— Task statement —
Count the lines below that contain the word "JSON" and give only the number.

— Items —
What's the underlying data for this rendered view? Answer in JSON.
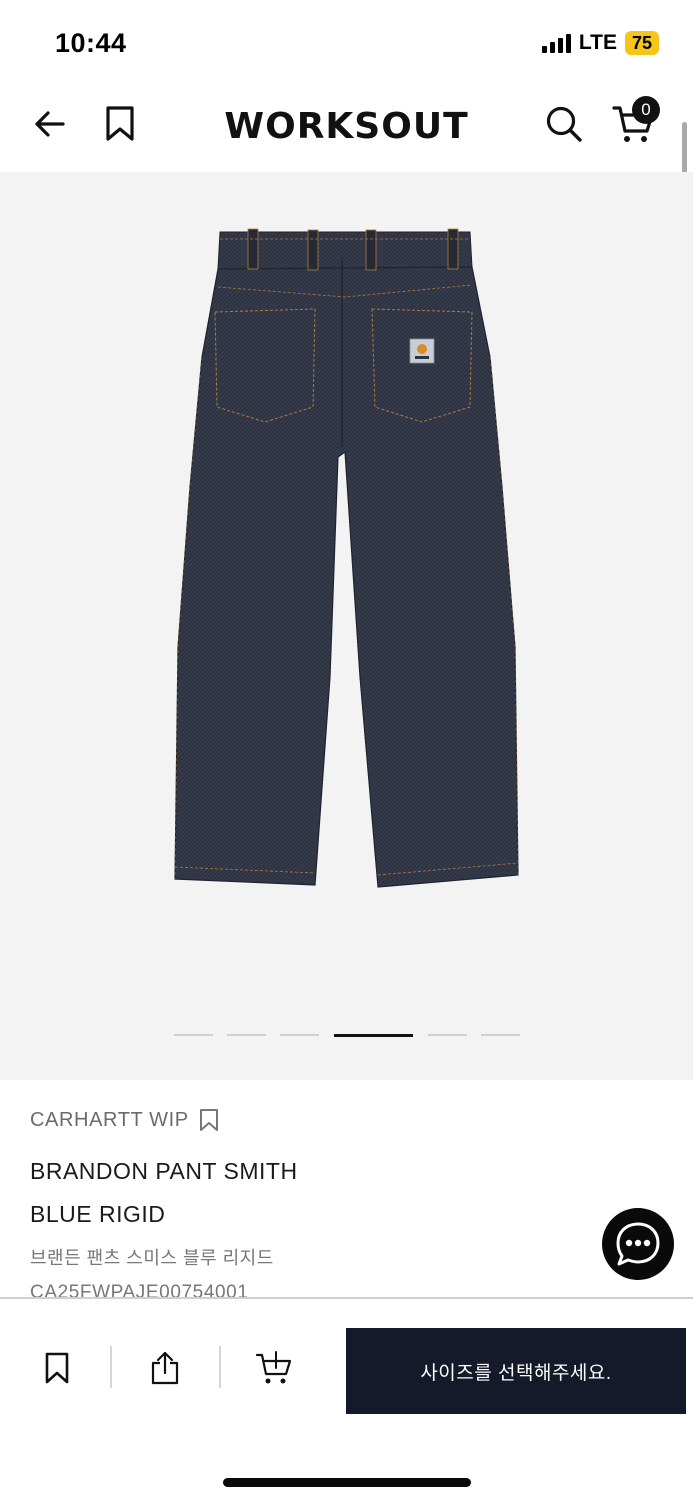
{
  "status_bar": {
    "time": "10:44",
    "network": "LTE",
    "battery": "75"
  },
  "header": {
    "brand": "WORKSOUT",
    "cart_count": "0"
  },
  "gallery": {
    "image_alt": "BRANDON PANT SMITH BLUE RIGID",
    "slide_count": 6,
    "active_slide": 4
  },
  "product": {
    "brand": "CARHARTT WIP",
    "title_line1": "BRANDON PANT SMITH",
    "title_line2": "BLUE RIGID",
    "korean_name": "브랜든 팬츠 스미스 블루 리지드",
    "sku": "CA25FWPAJE00754001"
  },
  "bottom_bar": {
    "cta_label": "사이즈를 선택해주세요."
  },
  "colors": {
    "cta_background": "#141a2a",
    "badge_background": "#111111",
    "battery_background": "#f5c518",
    "image_background": "#f3f3f3"
  },
  "icons": {
    "back": "arrow-left-icon",
    "bookmark": "bookmark-icon",
    "search": "search-icon",
    "cart": "cart-icon",
    "share": "share-icon",
    "add_to_cart": "cart-plus-icon",
    "chat": "chat-icon"
  }
}
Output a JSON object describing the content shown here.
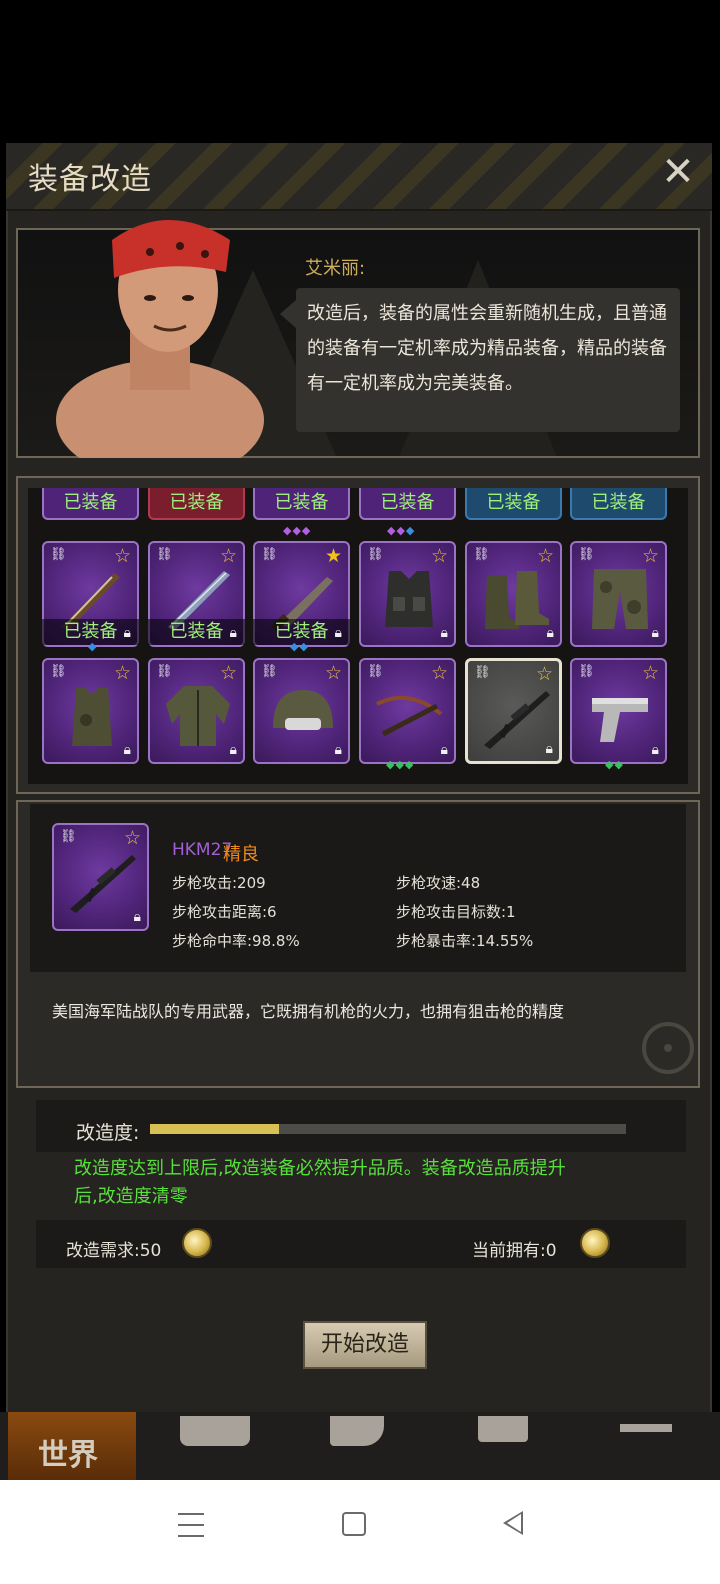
{
  "dialog": {
    "title": "装备改造",
    "close_icon": "close-icon"
  },
  "npc": {
    "name": "艾米丽:",
    "speech": "改造后，装备的属性会重新随机生成，且普通的装备有一定机率成为精品装备，精品的装备有一定机率成为完美装备。"
  },
  "grid": {
    "top_row": [
      "已装备",
      "已装备",
      "已装备",
      "已装备",
      "已装备",
      "已装备"
    ],
    "row2": [
      {
        "item": "machete",
        "equipped": "已装备"
      },
      {
        "item": "saw-blade",
        "equipped": "已装备"
      },
      {
        "item": "knife",
        "equipped": "已装备"
      },
      {
        "item": "tactical-vest",
        "equipped": ""
      },
      {
        "item": "camo-boots",
        "equipped": ""
      },
      {
        "item": "camo-pants",
        "equipped": ""
      }
    ],
    "row3": [
      {
        "item": "camo-tank-top"
      },
      {
        "item": "camo-jacket"
      },
      {
        "item": "helmet"
      },
      {
        "item": "crossbow"
      },
      {
        "item": "assault-rifle"
      },
      {
        "item": "pistol"
      }
    ]
  },
  "detail": {
    "name": "HKM27",
    "quality": "精良",
    "stats": {
      "attack": "步枪攻击:209",
      "speed": "步枪攻速:48",
      "range": "步枪攻击距离:6",
      "targets": "步枪攻击目标数:1",
      "accuracy": "步枪命中率:98.8%",
      "crit": "步枪暴击率:14.55%"
    },
    "description": "美国海军陆战队的专用武器，它既拥有机枪的火力，也拥有狙击枪的精度"
  },
  "progress": {
    "label": "改造度:",
    "fraction": 0.27,
    "hint": "改造度达到上限后,改造装备必然提升品质。装备改造品质提升后,改造度清零"
  },
  "cost": {
    "required": "改造需求:50",
    "owned": "当前拥有:0"
  },
  "start_button": "开始改造",
  "tabs": {
    "world": "世界"
  },
  "colors": {
    "slot_purple": "#4f2478",
    "equipped_green": "#9ef07a",
    "hint_green": "#58e03c",
    "quality_orange": "#f08a1c",
    "progress_gold": "#d8c054"
  }
}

— Response —
2